-- Task description --
Select the lines that hold the word "Coco" and copy each one.

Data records

- - - -

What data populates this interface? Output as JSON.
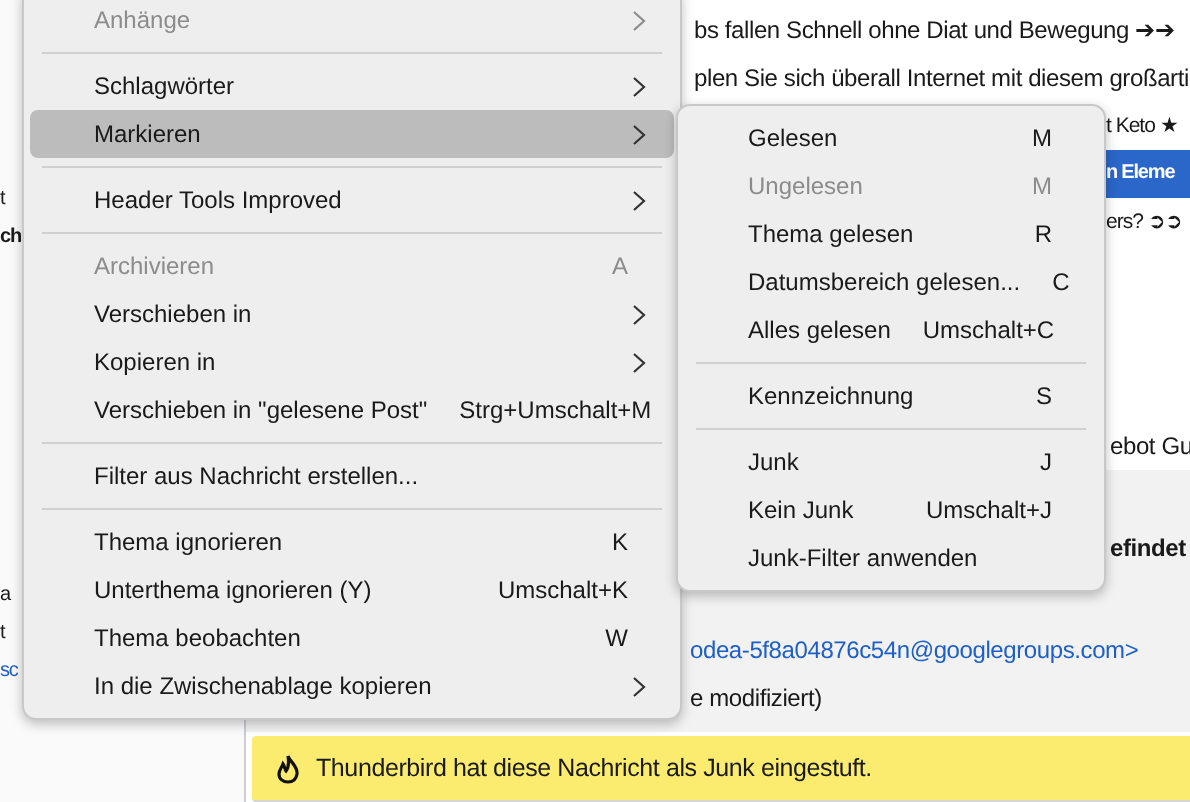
{
  "background": {
    "folder_fragments": [
      {
        "text": "t",
        "kind": "text"
      },
      {
        "text": "ch",
        "kind": "bold"
      },
      {
        "text": "a",
        "kind": "text"
      },
      {
        "text": "t",
        "kind": "text"
      },
      {
        "text": "sc",
        "kind": "link"
      }
    ],
    "message_rows": [
      {
        "subject": "bs fallen Schnell ohne Diat und Bewegung ➔➔",
        "selected": false
      },
      {
        "subject": "plen Sie sich überall Internet mit diesem großarti",
        "selected": false
      },
      {
        "subject": "t Keto ★",
        "selected": false
      },
      {
        "subject": "n Eleme",
        "selected": true
      },
      {
        "subject": "ers? ➲➲",
        "selected": false
      }
    ],
    "preview_line": "ebot  Gu",
    "header_lines": [
      {
        "text": "efindet",
        "kind": "bold"
      },
      {
        "text": "odea-5f8a04876c54n@googlegroups.com>",
        "kind": "link"
      },
      {
        "text": "e modifiziert)",
        "kind": "text"
      }
    ],
    "junk_bar": {
      "message": "Thunderbird hat diese Nachricht als Junk eingestuft."
    }
  },
  "context_menu": {
    "items": [
      {
        "kind": "item",
        "label": "Anhänge",
        "submenu": true,
        "disabled": true,
        "selected": false
      },
      {
        "kind": "separator"
      },
      {
        "kind": "item",
        "label": "Schlagwörter",
        "submenu": true,
        "disabled": false,
        "selected": false
      },
      {
        "kind": "item",
        "label": "Markieren",
        "submenu": true,
        "disabled": false,
        "selected": true
      },
      {
        "kind": "separator"
      },
      {
        "kind": "item",
        "label": "Header Tools Improved",
        "submenu": true,
        "disabled": false,
        "selected": false
      },
      {
        "kind": "separator"
      },
      {
        "kind": "item",
        "label": "Archivieren",
        "shortcut": "A",
        "submenu": false,
        "disabled": true,
        "selected": false
      },
      {
        "kind": "item",
        "label": "Verschieben in",
        "submenu": true,
        "disabled": false,
        "selected": false
      },
      {
        "kind": "item",
        "label": "Kopieren in",
        "submenu": true,
        "disabled": false,
        "selected": false
      },
      {
        "kind": "item",
        "label": "Verschieben in \"gelesene Post\"",
        "shortcut": "Strg+Umschalt+M",
        "submenu": false,
        "disabled": false,
        "selected": false
      },
      {
        "kind": "separator"
      },
      {
        "kind": "item",
        "label": "Filter aus Nachricht erstellen...",
        "submenu": false,
        "disabled": false,
        "selected": false
      },
      {
        "kind": "separator"
      },
      {
        "kind": "item",
        "label": "Thema ignorieren",
        "shortcut": "K",
        "submenu": false,
        "disabled": false,
        "selected": false
      },
      {
        "kind": "item",
        "label": "Unterthema ignorieren (Y)",
        "shortcut": "Umschalt+K",
        "submenu": false,
        "disabled": false,
        "selected": false
      },
      {
        "kind": "item",
        "label": "Thema beobachten",
        "shortcut": "W",
        "submenu": false,
        "disabled": false,
        "selected": false
      },
      {
        "kind": "item",
        "label": "In die Zwischenablage kopieren",
        "submenu": true,
        "disabled": false,
        "selected": false
      }
    ]
  },
  "mark_submenu": {
    "items": [
      {
        "kind": "item",
        "label": "Gelesen",
        "shortcut": "M",
        "submenu": false,
        "disabled": false,
        "selected": false
      },
      {
        "kind": "item",
        "label": "Ungelesen",
        "shortcut": "M",
        "submenu": false,
        "disabled": true,
        "selected": false
      },
      {
        "kind": "item",
        "label": "Thema gelesen",
        "shortcut": "R",
        "submenu": false,
        "disabled": false,
        "selected": false
      },
      {
        "kind": "item",
        "label": "Datumsbereich gelesen...",
        "shortcut": "C",
        "submenu": false,
        "disabled": false,
        "selected": false
      },
      {
        "kind": "item",
        "label": "Alles gelesen",
        "shortcut": "Umschalt+C",
        "submenu": false,
        "disabled": false,
        "selected": false
      },
      {
        "kind": "separator"
      },
      {
        "kind": "item",
        "label": "Kennzeichnung",
        "shortcut": "S",
        "submenu": false,
        "disabled": false,
        "selected": false
      },
      {
        "kind": "separator"
      },
      {
        "kind": "item",
        "label": "Junk",
        "shortcut": "J",
        "submenu": false,
        "disabled": false,
        "selected": false
      },
      {
        "kind": "item",
        "label": "Kein Junk",
        "shortcut": "Umschalt+J",
        "submenu": false,
        "disabled": false,
        "selected": false
      },
      {
        "kind": "item",
        "label": "Junk-Filter anwenden",
        "submenu": false,
        "disabled": false,
        "selected": false
      }
    ]
  }
}
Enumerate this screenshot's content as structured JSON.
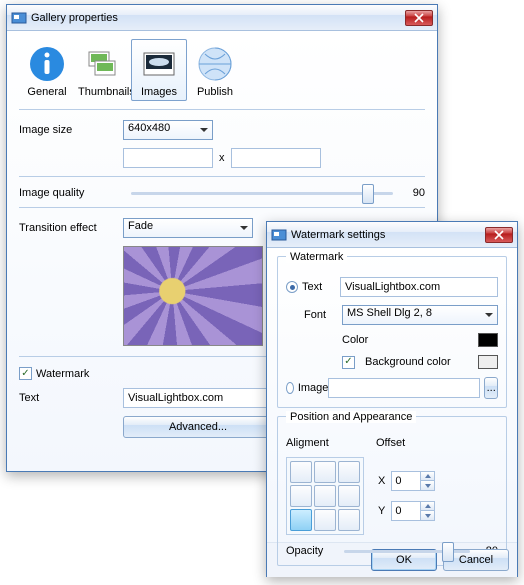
{
  "main": {
    "title": "Gallery properties",
    "tabs": {
      "general": "General",
      "thumbnails": "Thumbnails",
      "images": "Images",
      "publish": "Publish"
    },
    "image_size_label": "Image size",
    "image_size_value": "640x480",
    "dim_x": "x",
    "quality_label": "Image quality",
    "quality_value": "90",
    "transition_label": "Transition effect",
    "transition_value": "Fade",
    "watermark_label": "Watermark",
    "text_label": "Text",
    "text_value": "VisualLightbox.com",
    "advanced_btn": "Advanced..."
  },
  "wm": {
    "title": "Watermark settings",
    "group_watermark": "Watermark",
    "radio_text": "Text",
    "text_value": "VisualLightbox.com",
    "font_label": "Font",
    "font_value": "MS Shell Dlg 2, 8",
    "color_label": "Color",
    "color_value": "#000000",
    "bgcolor_label": "Background color",
    "radio_image": "Image",
    "browse_btn": "...",
    "group_pos": "Position and Appearance",
    "align_label": "Aligment",
    "offset_label": "Offset",
    "x_label": "X",
    "x_value": "0",
    "y_label": "Y",
    "y_value": "0",
    "opacity_label": "Opacity",
    "opacity_value": "80",
    "ok": "OK",
    "cancel": "Cancel"
  }
}
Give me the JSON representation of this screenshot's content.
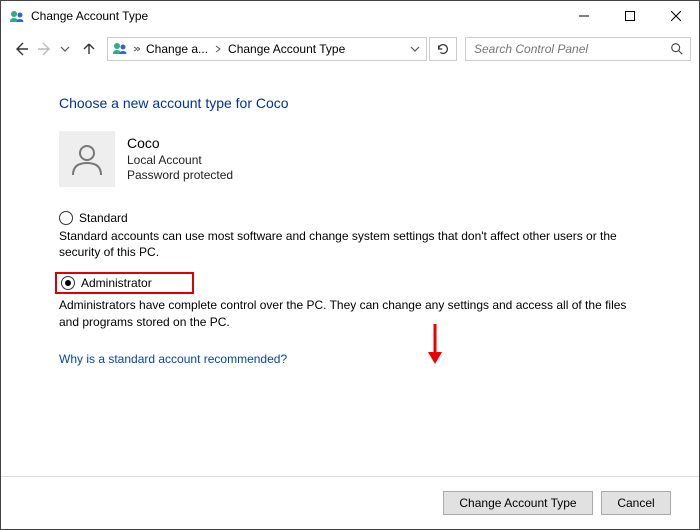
{
  "window": {
    "title": "Change Account Type"
  },
  "nav": {
    "crumb1": "Change a...",
    "crumb2": "Change Account Type"
  },
  "search": {
    "placeholder": "Search Control Panel"
  },
  "heading": "Choose a new account type for Coco",
  "user": {
    "name": "Coco",
    "line1": "Local Account",
    "line2": "Password protected"
  },
  "options": {
    "standard": {
      "label": "Standard",
      "desc": "Standard accounts can use most software and change system settings that don't affect other users or the security of this PC.",
      "selected": false
    },
    "administrator": {
      "label": "Administrator",
      "desc": "Administrators have complete control over the PC. They can change any settings and access all of the files and programs stored on the PC.",
      "selected": true
    }
  },
  "link": "Why is a standard account recommended?",
  "buttons": {
    "change": "Change Account Type",
    "cancel": "Cancel"
  },
  "annotation": {
    "hint_color": "#d00"
  }
}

- - - -

-- Written solution --
  "heading": "Choose a new account type for Coco",
    "name": "Coco",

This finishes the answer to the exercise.